**What is asked:** Return every record below exactly as written, omitting any pictures.

**Data items:**
● ● ● ● ● ● ●

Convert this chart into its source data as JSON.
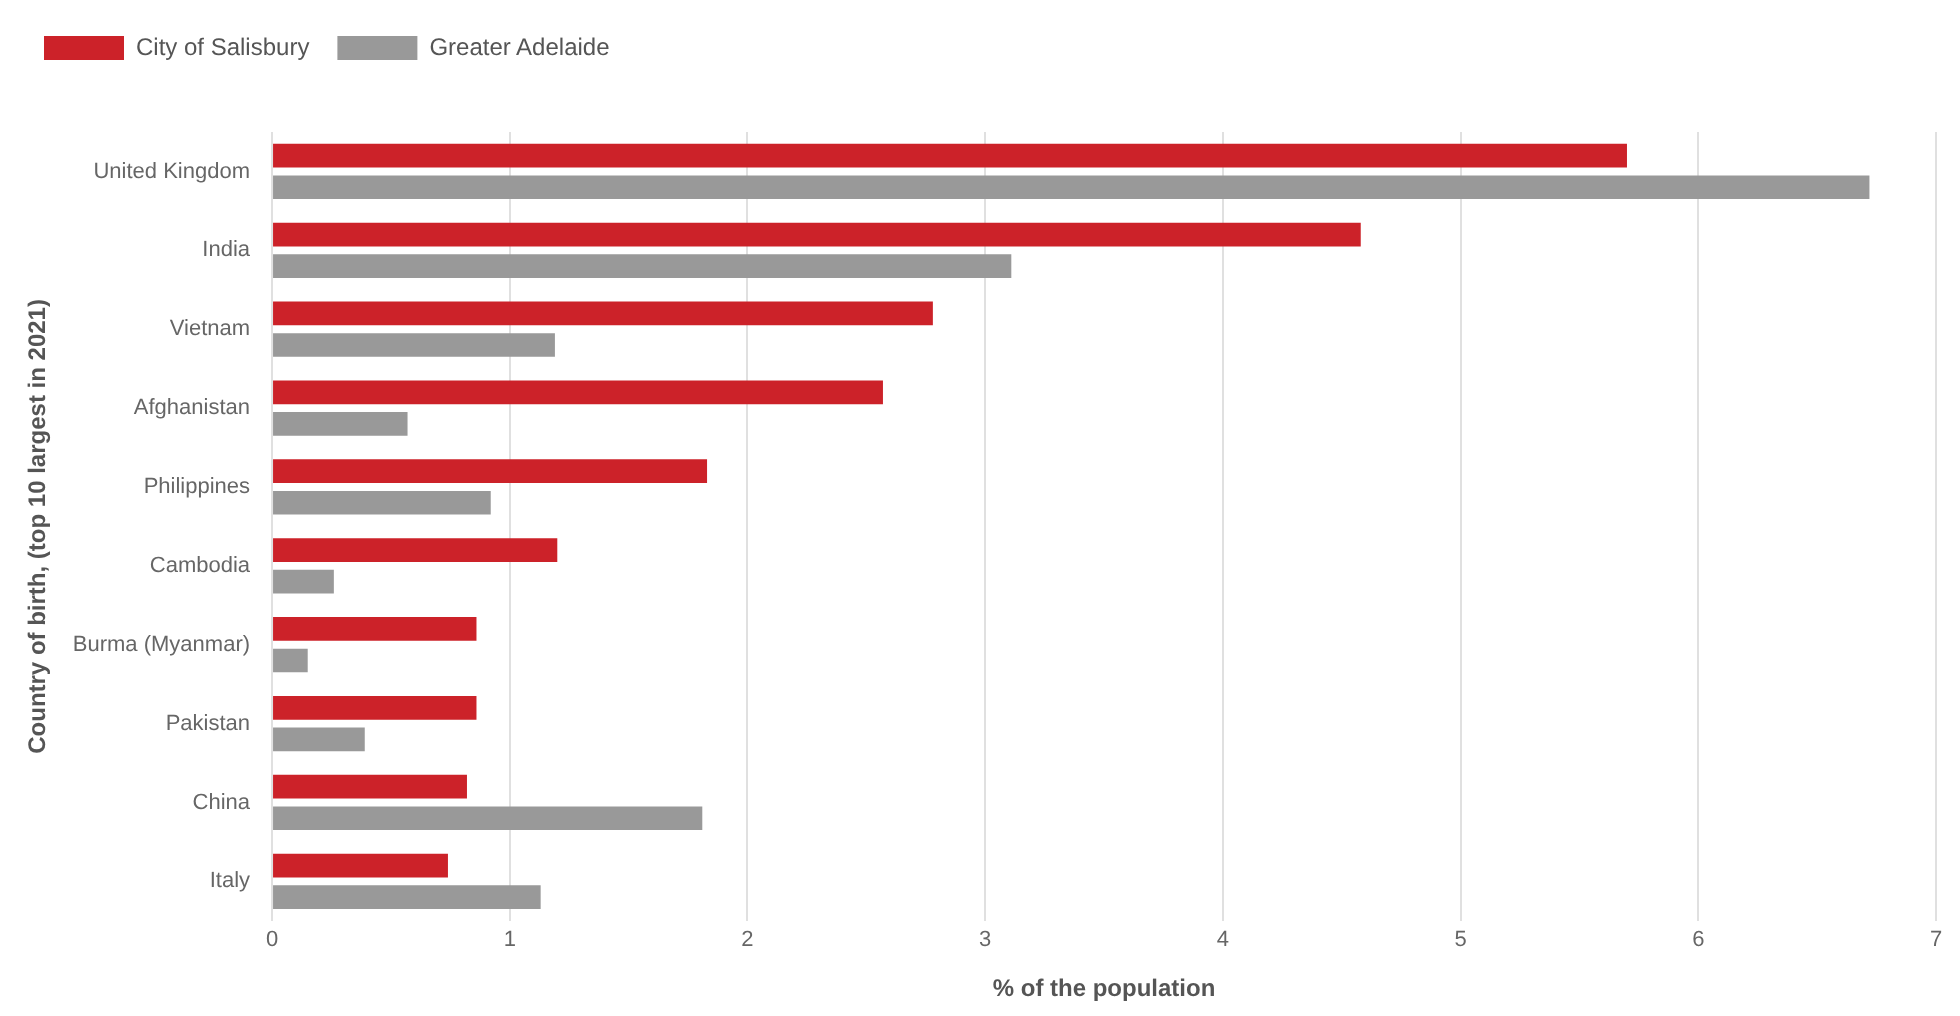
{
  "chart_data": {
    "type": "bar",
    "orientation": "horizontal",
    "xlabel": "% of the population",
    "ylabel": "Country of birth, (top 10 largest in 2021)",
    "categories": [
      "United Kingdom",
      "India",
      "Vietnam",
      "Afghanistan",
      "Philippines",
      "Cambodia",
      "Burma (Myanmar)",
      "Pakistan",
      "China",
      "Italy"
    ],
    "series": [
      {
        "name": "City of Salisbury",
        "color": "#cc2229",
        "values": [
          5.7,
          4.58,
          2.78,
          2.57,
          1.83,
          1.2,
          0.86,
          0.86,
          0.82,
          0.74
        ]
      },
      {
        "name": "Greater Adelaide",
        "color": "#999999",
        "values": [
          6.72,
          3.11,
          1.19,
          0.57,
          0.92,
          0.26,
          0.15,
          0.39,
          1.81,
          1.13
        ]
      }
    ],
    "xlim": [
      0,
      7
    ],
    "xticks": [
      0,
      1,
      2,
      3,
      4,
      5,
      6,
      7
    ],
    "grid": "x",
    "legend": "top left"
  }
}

● ● ● ● ● ● ●

**Solution to this problem:**
Convert this chart into its source data as JSON.
{
  "chart_data": {
    "type": "bar",
    "orientation": "horizontal",
    "xlabel": "% of the population",
    "ylabel": "Country of birth, (top 10 largest in 2021)",
    "categories": [
      "United Kingdom",
      "India",
      "Vietnam",
      "Afghanistan",
      "Philippines",
      "Cambodia",
      "Burma (Myanmar)",
      "Pakistan",
      "China",
      "Italy"
    ],
    "series": [
      {
        "name": "City of Salisbury",
        "color": "#cc2229",
        "values": [
          5.7,
          4.58,
          2.78,
          2.57,
          1.83,
          1.2,
          0.86,
          0.86,
          0.82,
          0.74
        ]
      },
      {
        "name": "Greater Adelaide",
        "color": "#999999",
        "values": [
          6.72,
          3.11,
          1.19,
          0.57,
          0.92,
          0.26,
          0.15,
          0.39,
          1.81,
          1.13
        ]
      }
    ],
    "xlim": [
      0,
      7
    ],
    "xticks": [
      0,
      1,
      2,
      3,
      4,
      5,
      6,
      7
    ],
    "grid": "x",
    "legend": "top left"
  }
}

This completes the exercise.